Exercise instructions ▸ Which lines below hold the word "Vinyl"? Report each one.

========

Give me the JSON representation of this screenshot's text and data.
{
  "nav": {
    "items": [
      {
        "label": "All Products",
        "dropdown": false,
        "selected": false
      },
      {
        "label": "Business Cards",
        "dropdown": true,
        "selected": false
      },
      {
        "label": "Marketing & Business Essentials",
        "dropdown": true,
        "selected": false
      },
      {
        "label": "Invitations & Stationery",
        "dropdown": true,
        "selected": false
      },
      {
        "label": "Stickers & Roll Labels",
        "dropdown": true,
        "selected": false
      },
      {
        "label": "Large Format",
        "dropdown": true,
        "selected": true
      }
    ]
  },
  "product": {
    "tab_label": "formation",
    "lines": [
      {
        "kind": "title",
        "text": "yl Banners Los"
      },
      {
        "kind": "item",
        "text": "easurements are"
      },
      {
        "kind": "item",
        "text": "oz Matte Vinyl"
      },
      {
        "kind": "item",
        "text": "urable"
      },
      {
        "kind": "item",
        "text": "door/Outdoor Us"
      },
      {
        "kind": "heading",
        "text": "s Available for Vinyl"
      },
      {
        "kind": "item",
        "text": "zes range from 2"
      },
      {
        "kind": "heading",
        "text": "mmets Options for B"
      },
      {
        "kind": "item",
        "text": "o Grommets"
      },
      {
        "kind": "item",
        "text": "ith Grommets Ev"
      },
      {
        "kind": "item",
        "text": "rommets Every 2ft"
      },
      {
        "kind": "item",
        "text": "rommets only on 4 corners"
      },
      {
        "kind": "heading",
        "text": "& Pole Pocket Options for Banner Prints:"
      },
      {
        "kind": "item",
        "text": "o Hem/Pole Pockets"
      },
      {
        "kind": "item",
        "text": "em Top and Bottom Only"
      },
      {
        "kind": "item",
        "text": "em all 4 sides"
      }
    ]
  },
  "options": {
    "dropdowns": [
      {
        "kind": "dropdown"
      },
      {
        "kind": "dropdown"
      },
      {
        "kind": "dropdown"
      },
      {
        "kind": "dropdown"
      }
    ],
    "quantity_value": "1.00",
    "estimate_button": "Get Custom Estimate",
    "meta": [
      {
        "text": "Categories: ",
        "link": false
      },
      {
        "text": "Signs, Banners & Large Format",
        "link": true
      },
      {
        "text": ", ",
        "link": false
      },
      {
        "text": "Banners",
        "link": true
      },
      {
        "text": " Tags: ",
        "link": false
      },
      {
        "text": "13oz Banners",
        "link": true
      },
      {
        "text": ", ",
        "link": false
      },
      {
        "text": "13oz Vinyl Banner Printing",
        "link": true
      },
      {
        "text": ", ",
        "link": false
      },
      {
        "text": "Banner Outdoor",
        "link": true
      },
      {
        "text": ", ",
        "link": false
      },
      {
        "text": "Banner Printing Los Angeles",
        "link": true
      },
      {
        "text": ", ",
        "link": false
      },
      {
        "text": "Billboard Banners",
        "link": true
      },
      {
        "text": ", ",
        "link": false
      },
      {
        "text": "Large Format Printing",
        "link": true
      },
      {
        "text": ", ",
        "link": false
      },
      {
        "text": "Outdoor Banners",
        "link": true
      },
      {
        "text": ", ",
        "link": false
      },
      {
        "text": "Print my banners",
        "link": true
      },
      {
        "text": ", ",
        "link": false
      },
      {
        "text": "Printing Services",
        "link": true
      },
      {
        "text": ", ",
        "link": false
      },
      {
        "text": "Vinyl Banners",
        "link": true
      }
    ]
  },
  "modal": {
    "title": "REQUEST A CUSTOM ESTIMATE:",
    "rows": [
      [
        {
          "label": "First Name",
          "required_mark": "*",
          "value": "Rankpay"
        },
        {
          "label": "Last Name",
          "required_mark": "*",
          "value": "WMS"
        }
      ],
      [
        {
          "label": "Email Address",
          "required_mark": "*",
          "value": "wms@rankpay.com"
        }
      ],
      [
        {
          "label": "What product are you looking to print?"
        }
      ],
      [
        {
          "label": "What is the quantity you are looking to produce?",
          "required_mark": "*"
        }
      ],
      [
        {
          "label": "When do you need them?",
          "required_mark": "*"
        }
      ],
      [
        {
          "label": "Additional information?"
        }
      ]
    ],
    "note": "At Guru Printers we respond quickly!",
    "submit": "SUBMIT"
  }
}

========

Reply ▸
        "text": "oz Matte Vinyl"
        "text": "s Available for Vinyl"
        "text": "13oz Vinyl Banner Printing",
        "text": "Vinyl Banners",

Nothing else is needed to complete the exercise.